#### [DATASET EXCERPTS]
________________________________________
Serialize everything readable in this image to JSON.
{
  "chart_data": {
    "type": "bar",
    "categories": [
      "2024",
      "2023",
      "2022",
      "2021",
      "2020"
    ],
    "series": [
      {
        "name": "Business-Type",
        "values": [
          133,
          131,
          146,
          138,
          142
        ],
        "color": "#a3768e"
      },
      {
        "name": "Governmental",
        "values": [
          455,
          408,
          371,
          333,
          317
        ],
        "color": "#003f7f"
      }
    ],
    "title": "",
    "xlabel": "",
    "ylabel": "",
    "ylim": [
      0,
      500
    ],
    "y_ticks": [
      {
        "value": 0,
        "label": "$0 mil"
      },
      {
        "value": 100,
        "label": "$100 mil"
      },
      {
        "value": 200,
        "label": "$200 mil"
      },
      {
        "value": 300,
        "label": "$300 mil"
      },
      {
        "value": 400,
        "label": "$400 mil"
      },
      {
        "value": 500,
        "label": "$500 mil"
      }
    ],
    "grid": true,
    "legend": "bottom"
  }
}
________________________________________
#### [EXERCISE REQUIREMENTS]
From the entries above, copy every line where the word "name" shows up.

#### [EXERCISE RESULT]
        "name": "Business-Type",
        "name": "Governmental",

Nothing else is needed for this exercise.